## Data for this exercise:
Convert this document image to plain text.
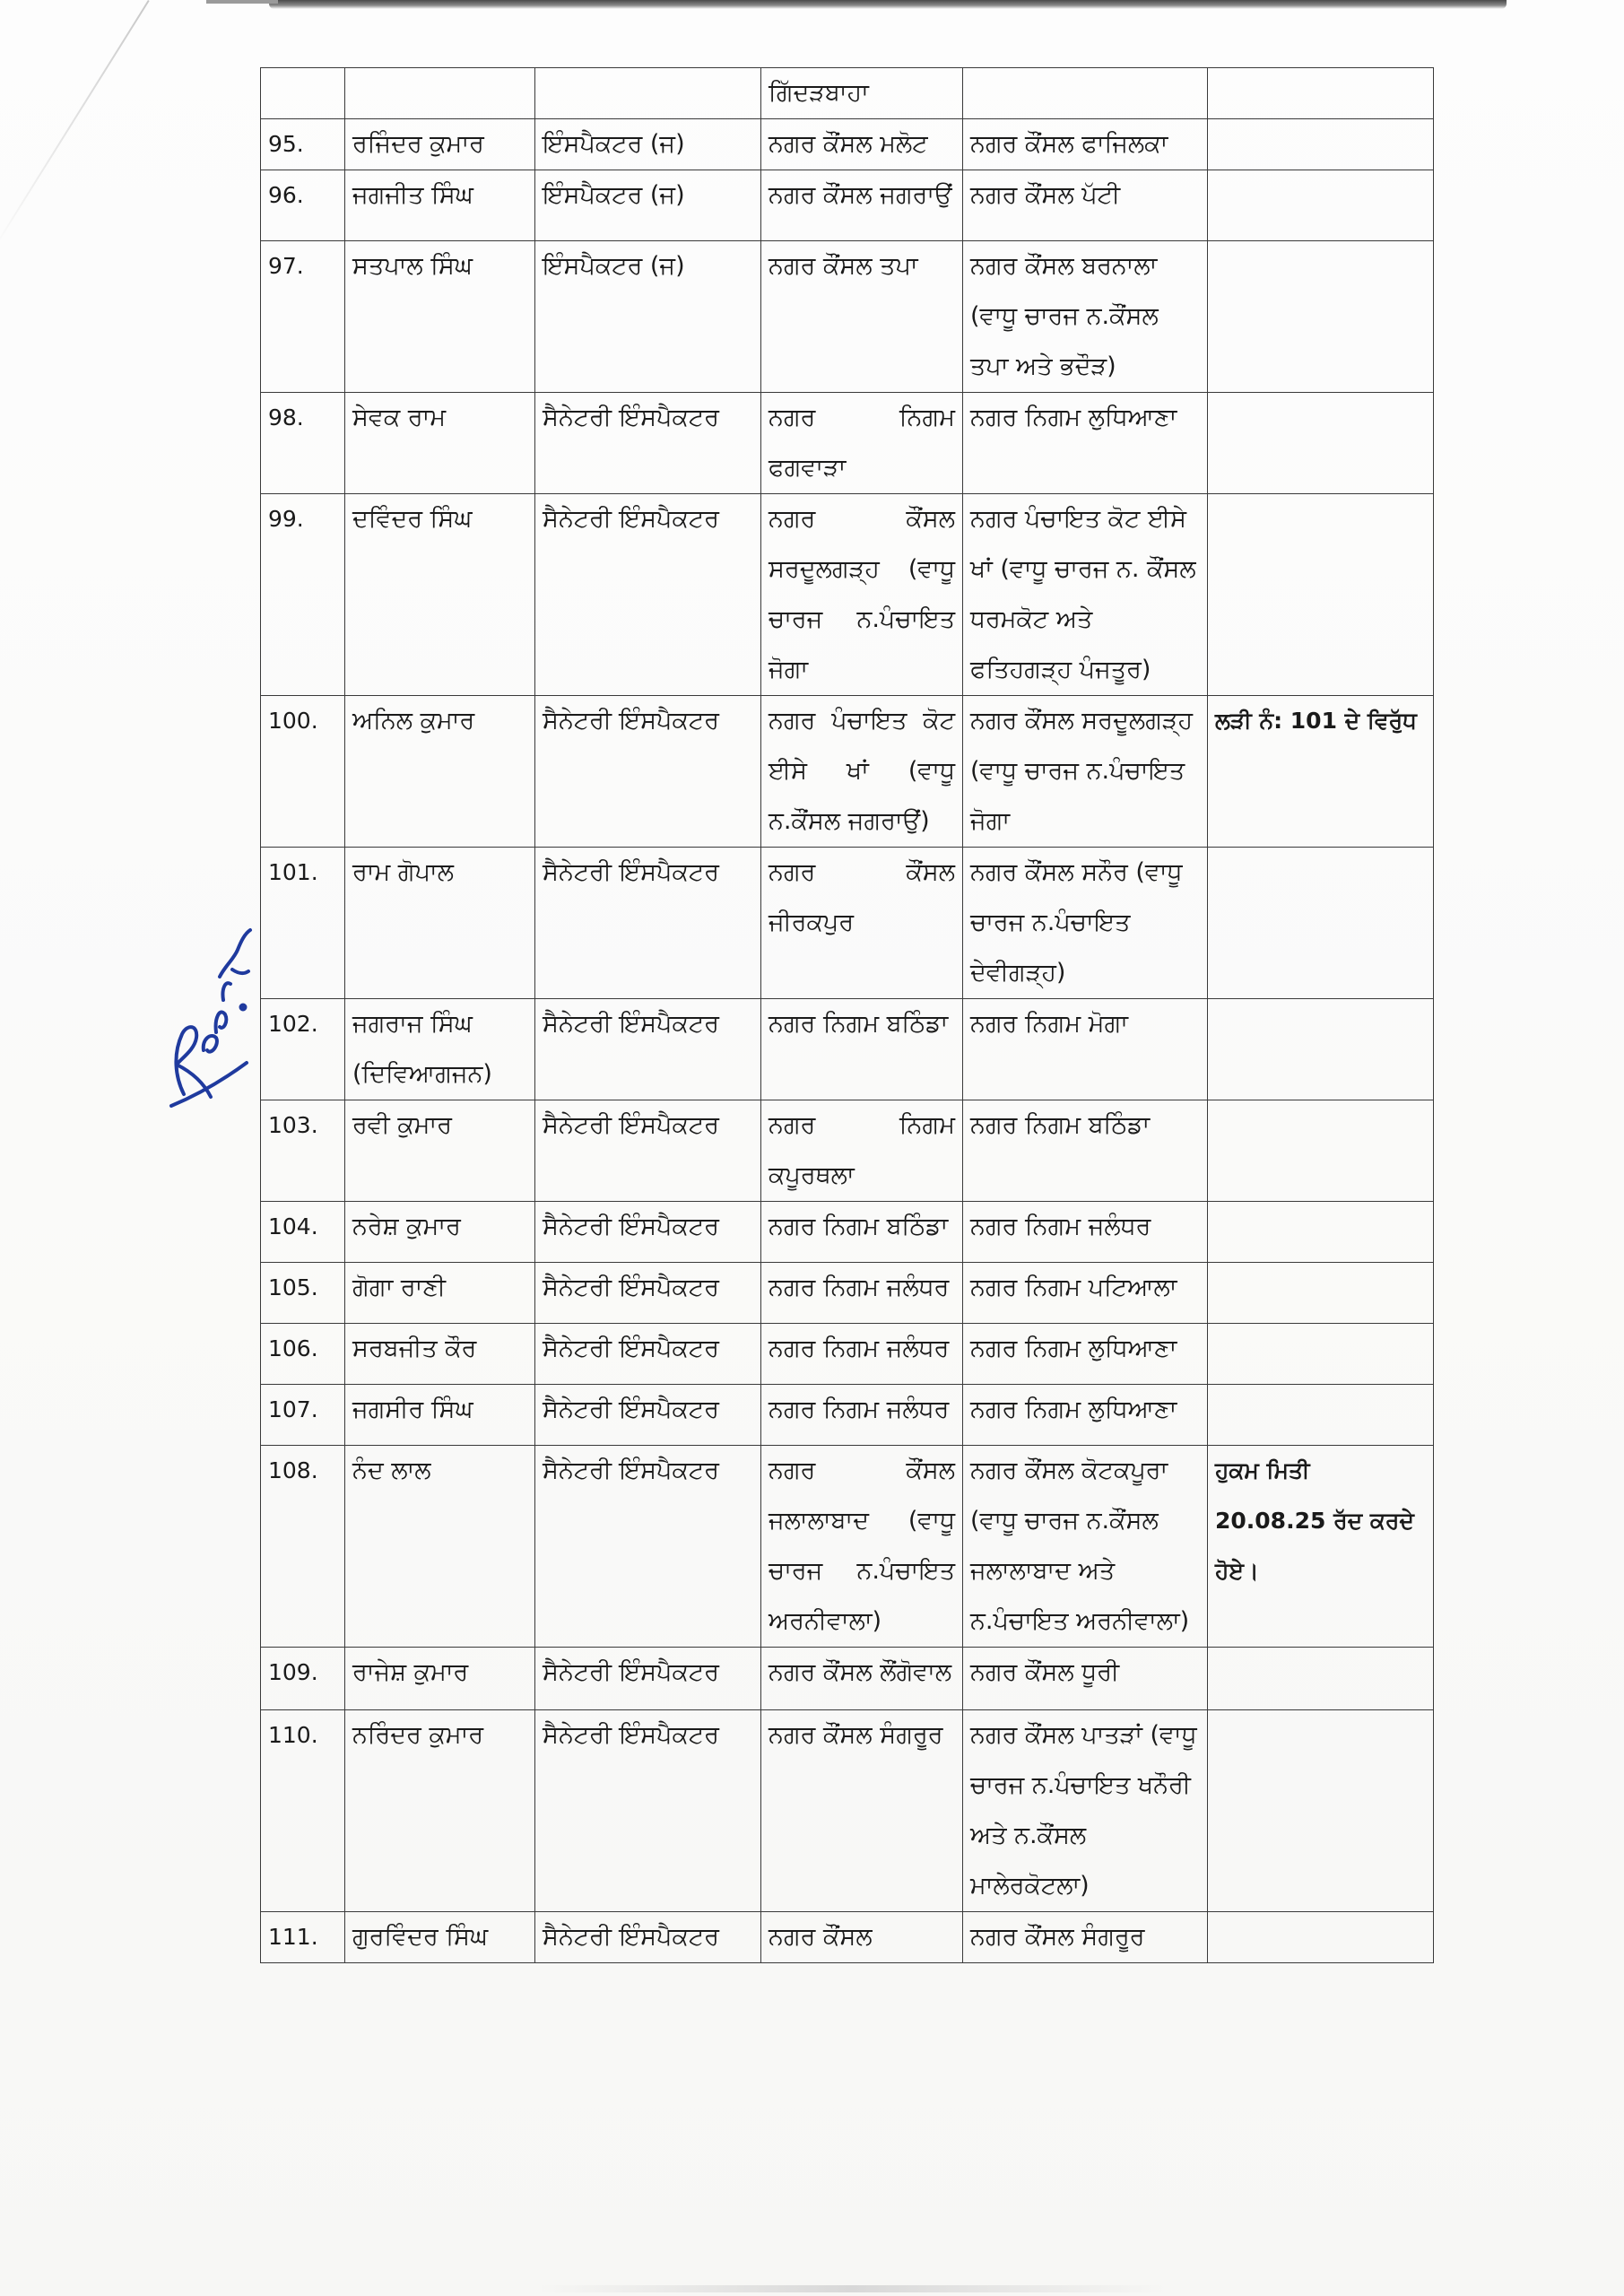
			ਗਿੱਦੜਬਾਹਾ		
95.	ਰਜਿੰਦਰ ਕੁਮਾਰ	ਇੰਸਪੈਕਟਰ (ਜ)	ਨਗਰ ਕੌਂਸਲ ਮਲੋਟ	ਨਗਰ ਕੌਂਸਲ ਫਾਜਿਲਕਾ	
96.	ਜਗਜੀਤ ਸਿੰਘ	ਇੰਸਪੈਕਟਰ (ਜ)	ਨਗਰ ਕੌਂਸਲ ਜਗਰਾਉਂ	ਨਗਰ ਕੌਂਸਲ ਪੱਟੀ	
97.	ਸਤਪਾਲ ਸਿੰਘ	ਇੰਸਪੈਕਟਰ (ਜ)	ਨਗਰ ਕੌਂਸਲ ਤਪਾ	ਨਗਰ ਕੌਂਸਲ ਬਰਨਾਲਾ (ਵਾਧੂ ਚਾਰਜ ਨ.ਕੌਂਸਲ ਤਪਾ ਅਤੇ ਭਦੌੜ)	
98.	ਸੇਵਕ ਰਾਮ	ਸੈਨੇਟਰੀ ਇੰਸਪੈਕਟਰ	ਨਗਰ ਨਿਗਮ ਫਗਵਾੜਾ	ਨਗਰ ਨਿਗਮ ਲੁਧਿਆਣਾ	
99.	ਦਵਿੰਦਰ ਸਿੰਘ	ਸੈਨੇਟਰੀ ਇੰਸਪੈਕਟਰ	ਨਗਰ ਕੌਂਸਲ ਸਰਦੂਲਗੜ੍ਹ (ਵਾਧੂ ਚਾਰਜ ਨ.ਪੰਚਾਇਤ ਜੋਗਾ	ਨਗਰ ਪੰਚਾਇਤ ਕੋਟ ਈਸੇ ਖਾਂ (ਵਾਧੂ ਚਾਰਜ ਨ. ਕੌਂਸਲ ਧਰਮਕੋਟ ਅਤੇ ਫਤਿਹਗੜ੍ਹ ਪੰਜਤੂਰ)	
100.	ਅਨਿਲ ਕੁਮਾਰ	ਸੈਨੇਟਰੀ ਇੰਸਪੈਕਟਰ	ਨਗਰ ਪੰਚਾਇਤ ਕੋਟ ਈਸੇ ਖਾਂ (ਵਾਧੂ ਨ.ਕੌਂਸਲ ਜਗਰਾਉਂ)	ਨਗਰ ਕੌਂਸਲ ਸਰਦੂਲਗੜ੍ਹ (ਵਾਧੂ ਚਾਰਜ ਨ.ਪੰਚਾਇਤ ਜੋਗਾ	ਲੜੀ ਨੰ: 101 ਦੇ ਵਿਰੁੱਧ
101.	ਰਾਮ ਗੋਪਾਲ	ਸੈਨੇਟਰੀ ਇੰਸਪੈਕਟਰ	ਨਗਰ ਕੌਂਸਲ ਜੀਰਕਪੁਰ	ਨਗਰ ਕੌਂਸਲ ਸਨੌਰ (ਵਾਧੂ ਚਾਰਜ ਨ.ਪੰਚਾਇਤ ਦੇਵੀਗੜ੍ਹ)	
102.	ਜਗਰਾਜ ਸਿੰਘ (ਦਿਵਿਆਗਜਨ)	ਸੈਨੇਟਰੀ ਇੰਸਪੈਕਟਰ	ਨਗਰ ਨਿਗਮ ਬਠਿੰਡਾ	ਨਗਰ ਨਿਗਮ ਮੋਗਾ	
103.	ਰਵੀ ਕੁਮਾਰ	ਸੈਨੇਟਰੀ ਇੰਸਪੈਕਟਰ	ਨਗਰ ਨਿਗਮ ਕਪੂਰਥਲਾ	ਨਗਰ ਨਿਗਮ ਬਠਿੰਡਾ	
104.	ਨਰੇਸ਼ ਕੁਮਾਰ	ਸੈਨੇਟਰੀ ਇੰਸਪੈਕਟਰ	ਨਗਰ ਨਿਗਮ ਬਠਿੰਡਾ	ਨਗਰ ਨਿਗਮ ਜਲੰਧਰ	
105.	ਗੋਗਾ ਰਾਣੀ	ਸੈਨੇਟਰੀ ਇੰਸਪੈਕਟਰ	ਨਗਰ ਨਿਗਮ ਜਲੰਧਰ	ਨਗਰ ਨਿਗਮ ਪਟਿਆਲਾ	
106.	ਸਰਬਜੀਤ ਕੌਰ	ਸੈਨੇਟਰੀ ਇੰਸਪੈਕਟਰ	ਨਗਰ ਨਿਗਮ ਜਲੰਧਰ	ਨਗਰ ਨਿਗਮ ਲੁਧਿਆਣਾ	
107.	ਜਗਸੀਰ ਸਿੰਘ	ਸੈਨੇਟਰੀ ਇੰਸਪੈਕਟਰ	ਨਗਰ ਨਿਗਮ ਜਲੰਧਰ	ਨਗਰ ਨਿਗਮ ਲੁਧਿਆਣਾ	
108.	ਨੰਦ ਲਾਲ	ਸੈਨੇਟਰੀ ਇੰਸਪੈਕਟਰ	ਨਗਰ ਕੌਂਸਲ ਜਲਾਲਾਬਾਦ (ਵਾਧੂ ਚਾਰਜ ਨ.ਪੰਚਾਇਤ ਅਰਨੀਵਾਲਾ)	ਨਗਰ ਕੌਂਸਲ ਕੋਟਕਪੂਰਾ (ਵਾਧੂ ਚਾਰਜ ਨ.ਕੌਂਸਲ ਜਲਾਲਾਬਾਦ ਅਤੇ ਨ.ਪੰਚਾਇਤ ਅਰਨੀਵਾਲਾ)	ਹੁਕਮ ਮਿਤੀ 20.08.25 ਰੱਦ ਕਰਦੇ ਹੋਏ।
109.	ਰਾਜੇਸ਼ ਕੁਮਾਰ	ਸੈਨੇਟਰੀ ਇੰਸਪੈਕਟਰ	ਨਗਰ ਕੌਂਸਲ ਲੌਂਗੋਵਾਲ	ਨਗਰ ਕੌਂਸਲ ਧੂਰੀ	
110.	ਨਰਿੰਦਰ ਕੁਮਾਰ	ਸੈਨੇਟਰੀ ਇੰਸਪੈਕਟਰ	ਨਗਰ ਕੌਂਸਲ ਸੰਗਰੂਰ	ਨਗਰ ਕੌਂਸਲ ਪਾਤੜਾਂ (ਵਾਧੂ ਚਾਰਜ ਨ.ਪੰਚਾਇਤ ਖਨੌਰੀ ਅਤੇ ਨ.ਕੌਂਸਲ ਮਾਲੇਰਕੋਟਲਾ)	
111.	ਗੁਰਵਿੰਦਰ ਸਿੰਘ	ਸੈਨੇਟਰੀ ਇੰਸਪੈਕਟਰ	ਨਗਰ ਕੌਂਸਲ	ਨਗਰ ਕੌਂਸਲ ਸੰਗਰੂਰ	
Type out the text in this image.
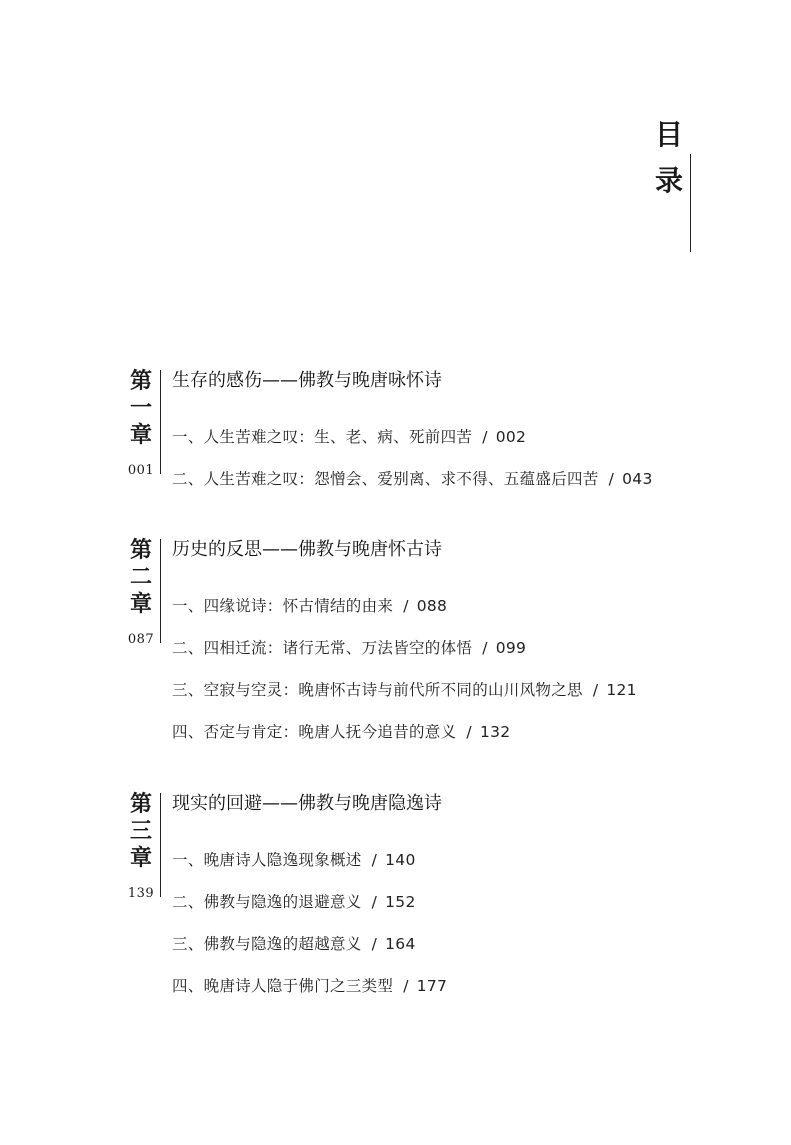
目
录
第
一
章
001
生存的感伤——佛教与晚唐咏怀诗
一、人生苦难之叹：生、老、病、死前四苦 / 002
二、人生苦难之叹：怨憎会、爱别离、求不得、五蕴盛后四苦 / 043
第
二
章
087
历史的反思——佛教与晚唐怀古诗
一、四缘说诗：怀古情结的由来 / 088
二、四相迁流：诸行无常、万法皆空的体悟 / 099
三、空寂与空灵：晚唐怀古诗与前代所不同的山川风物之思 / 121
四、否定与肯定：晚唐人抚今追昔的意义 / 132
第
三
章
139
现实的回避——佛教与晚唐隐逸诗
一、晚唐诗人隐逸现象概述 / 140
二、佛教与隐逸的退避意义 / 152
三、佛教与隐逸的超越意义 / 164
四、晚唐诗人隐于佛门之三类型 / 177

## Exercise prompt:
Retype only the lines above from the one with "Type out the text in this image." through the last, both ends included, keeping every picture out of the copy.

## Solution to the exercise:
Type out the text in this image.
目
录
第
一
章
001
生存的感伤——佛教与晚唐咏怀诗
一、人生苦难之叹：生、老、病、死前四苦 / 002
二、人生苦难之叹：怨憎会、爱别离、求不得、五蕴盛后四苦 / 043
第
二
章
087
历史的反思——佛教与晚唐怀古诗
一、四缘说诗：怀古情结的由来 / 088
二、四相迁流：诸行无常、万法皆空的体悟 / 099
三、空寂与空灵：晚唐怀古诗与前代所不同的山川风物之思 / 121
四、否定与肯定：晚唐人抚今追昔的意义 / 132
第
三
章
139
现实的回避——佛教与晚唐隐逸诗
一、晚唐诗人隐逸现象概述 / 140
二、佛教与隐逸的退避意义 / 152
三、佛教与隐逸的超越意义 / 164
四、晚唐诗人隐于佛门之三类型 / 177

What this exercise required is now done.